J Neurosurg Spine 27:352–356, 2017
There is a lack of information and consensus regarding the optimal treatment for recurrent disc herniation previously treated by posterior discectomy, and no reports have described an anterior approach for recurrent disc herniation causing cauda equina syndrome (CES). Revision posterior decompression, irrespective of the presence of CES, has been reported to be associated with significantly higher rates of dural tears, hematomas, and iatrogenic nerve root damage.
The authors describe treatment and outcomes in 3 consecutive cases of patients who underwent anterior lumbar discectomy and fusion (ALDF) for CES caused by recurrent disc herniations that had been previously treated with posterior discectomy. All 3 patients were operated on within 12 hours of presentation and were treated with an anterior retroperitoneal lumbar approach. Follow-up ranged from 12 to 24 months. Complete retrieval of herniated disc material was achieved without encountering significant epidural scar tissue in all 3 cases. No perioperative infection or neurological injury occurred, and all 3 patients had neurological recovery with restoration of bladder and bowel function and improvement in back and leg pain.

▬▬▬▬▬▬▬▬▬▬

### YOUR GOAL
Reproduce the passage of the disc herniation text from "J Neurosurg Spine" to "nerve root damage.".

▬▬▬▬▬▬▬▬▬▬

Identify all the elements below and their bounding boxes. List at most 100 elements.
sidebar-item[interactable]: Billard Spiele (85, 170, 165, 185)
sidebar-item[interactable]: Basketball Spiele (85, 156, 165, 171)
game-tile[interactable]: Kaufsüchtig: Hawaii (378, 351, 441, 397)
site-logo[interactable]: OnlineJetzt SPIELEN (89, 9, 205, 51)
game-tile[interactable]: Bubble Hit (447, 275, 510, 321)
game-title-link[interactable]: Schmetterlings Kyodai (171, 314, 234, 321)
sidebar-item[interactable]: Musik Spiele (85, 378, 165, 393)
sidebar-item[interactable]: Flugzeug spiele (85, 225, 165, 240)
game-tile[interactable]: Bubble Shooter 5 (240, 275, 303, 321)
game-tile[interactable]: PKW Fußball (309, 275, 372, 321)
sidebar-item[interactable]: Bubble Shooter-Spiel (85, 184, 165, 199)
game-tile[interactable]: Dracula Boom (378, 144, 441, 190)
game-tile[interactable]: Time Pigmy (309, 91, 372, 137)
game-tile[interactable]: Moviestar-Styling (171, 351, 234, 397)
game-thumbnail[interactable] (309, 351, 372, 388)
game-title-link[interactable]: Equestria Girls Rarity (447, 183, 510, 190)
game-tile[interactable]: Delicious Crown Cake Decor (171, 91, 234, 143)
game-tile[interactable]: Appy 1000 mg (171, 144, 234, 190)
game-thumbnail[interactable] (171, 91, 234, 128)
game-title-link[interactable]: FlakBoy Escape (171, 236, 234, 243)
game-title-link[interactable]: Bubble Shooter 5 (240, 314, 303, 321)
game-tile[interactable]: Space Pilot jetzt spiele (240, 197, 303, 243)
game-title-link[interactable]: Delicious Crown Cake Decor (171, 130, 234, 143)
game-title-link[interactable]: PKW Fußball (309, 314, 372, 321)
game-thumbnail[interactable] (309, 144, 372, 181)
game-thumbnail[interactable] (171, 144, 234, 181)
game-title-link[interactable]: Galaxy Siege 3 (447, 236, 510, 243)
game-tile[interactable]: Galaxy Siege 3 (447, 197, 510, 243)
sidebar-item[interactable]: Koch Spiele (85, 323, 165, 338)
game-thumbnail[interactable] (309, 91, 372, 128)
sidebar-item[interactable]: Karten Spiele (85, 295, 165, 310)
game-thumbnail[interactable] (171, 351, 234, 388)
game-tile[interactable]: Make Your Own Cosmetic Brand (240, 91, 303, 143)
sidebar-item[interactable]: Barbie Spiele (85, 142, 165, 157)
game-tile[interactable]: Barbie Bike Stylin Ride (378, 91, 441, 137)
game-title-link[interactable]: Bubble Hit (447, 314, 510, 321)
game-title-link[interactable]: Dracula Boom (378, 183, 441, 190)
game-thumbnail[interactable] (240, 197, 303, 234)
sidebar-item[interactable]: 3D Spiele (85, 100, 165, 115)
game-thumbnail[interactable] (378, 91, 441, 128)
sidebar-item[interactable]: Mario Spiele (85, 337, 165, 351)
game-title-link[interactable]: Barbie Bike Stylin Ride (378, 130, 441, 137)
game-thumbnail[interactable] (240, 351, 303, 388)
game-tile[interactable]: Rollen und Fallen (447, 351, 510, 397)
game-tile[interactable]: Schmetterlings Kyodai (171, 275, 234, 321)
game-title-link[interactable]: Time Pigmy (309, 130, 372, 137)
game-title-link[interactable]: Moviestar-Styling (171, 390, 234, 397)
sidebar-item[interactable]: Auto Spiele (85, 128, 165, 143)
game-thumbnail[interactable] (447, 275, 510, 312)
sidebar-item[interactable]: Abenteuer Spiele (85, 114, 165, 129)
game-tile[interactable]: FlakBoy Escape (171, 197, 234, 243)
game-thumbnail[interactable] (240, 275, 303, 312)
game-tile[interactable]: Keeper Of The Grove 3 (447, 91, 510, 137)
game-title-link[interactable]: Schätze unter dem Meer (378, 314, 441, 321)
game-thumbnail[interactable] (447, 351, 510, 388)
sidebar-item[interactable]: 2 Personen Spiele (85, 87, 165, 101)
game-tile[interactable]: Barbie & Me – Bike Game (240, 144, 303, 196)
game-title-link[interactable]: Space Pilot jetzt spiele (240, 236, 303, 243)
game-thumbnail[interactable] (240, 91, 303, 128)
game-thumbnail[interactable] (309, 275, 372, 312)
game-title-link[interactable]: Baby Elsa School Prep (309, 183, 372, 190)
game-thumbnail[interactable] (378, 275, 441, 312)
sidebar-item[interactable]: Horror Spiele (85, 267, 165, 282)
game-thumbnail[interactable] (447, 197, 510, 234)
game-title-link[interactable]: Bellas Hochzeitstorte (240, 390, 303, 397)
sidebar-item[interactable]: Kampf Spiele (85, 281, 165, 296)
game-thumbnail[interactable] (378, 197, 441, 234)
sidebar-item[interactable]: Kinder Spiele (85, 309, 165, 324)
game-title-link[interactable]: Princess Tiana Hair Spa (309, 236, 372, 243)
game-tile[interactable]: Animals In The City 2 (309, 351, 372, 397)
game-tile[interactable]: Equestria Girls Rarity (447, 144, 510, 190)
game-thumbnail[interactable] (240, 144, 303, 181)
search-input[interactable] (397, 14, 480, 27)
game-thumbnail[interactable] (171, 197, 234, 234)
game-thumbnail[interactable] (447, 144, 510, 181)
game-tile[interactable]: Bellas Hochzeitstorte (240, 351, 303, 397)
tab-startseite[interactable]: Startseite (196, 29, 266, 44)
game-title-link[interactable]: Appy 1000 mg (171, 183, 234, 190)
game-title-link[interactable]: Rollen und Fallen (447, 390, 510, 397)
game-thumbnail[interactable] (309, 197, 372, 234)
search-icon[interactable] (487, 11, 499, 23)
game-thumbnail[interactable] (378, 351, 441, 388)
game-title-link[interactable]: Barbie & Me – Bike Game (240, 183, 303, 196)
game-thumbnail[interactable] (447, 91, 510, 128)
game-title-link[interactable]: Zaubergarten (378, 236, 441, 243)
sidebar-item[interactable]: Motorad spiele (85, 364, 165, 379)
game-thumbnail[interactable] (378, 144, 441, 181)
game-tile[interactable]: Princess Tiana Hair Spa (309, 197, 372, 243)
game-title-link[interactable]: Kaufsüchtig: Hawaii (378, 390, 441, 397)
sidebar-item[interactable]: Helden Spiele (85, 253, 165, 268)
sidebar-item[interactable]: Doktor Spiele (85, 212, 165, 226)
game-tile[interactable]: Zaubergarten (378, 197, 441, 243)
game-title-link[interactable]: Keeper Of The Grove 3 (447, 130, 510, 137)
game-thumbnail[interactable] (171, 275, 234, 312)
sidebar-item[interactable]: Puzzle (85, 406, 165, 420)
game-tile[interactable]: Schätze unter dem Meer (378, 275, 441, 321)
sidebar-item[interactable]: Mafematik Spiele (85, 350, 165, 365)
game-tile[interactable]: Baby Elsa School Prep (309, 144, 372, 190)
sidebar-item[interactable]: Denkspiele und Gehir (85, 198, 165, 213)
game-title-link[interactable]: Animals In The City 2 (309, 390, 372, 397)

▬▬▬▬▬▬▬▬▬▬

### TASK SOLUTION
J Neurosurg Spine 27:352–356, 2017
There is a lack of information and consensus regarding the optimal treatment for recurrent disc herniation previously treated by posterior discectomy, and no reports have described an anterior approach for recurrent disc herniation causing cauda equina syndrome (CES). Revision posterior decompression, irrespective of the presence of CES, has been reported to be associated with significantly higher rates of dural tears, hematomas, and iatrogenic nerve root damage.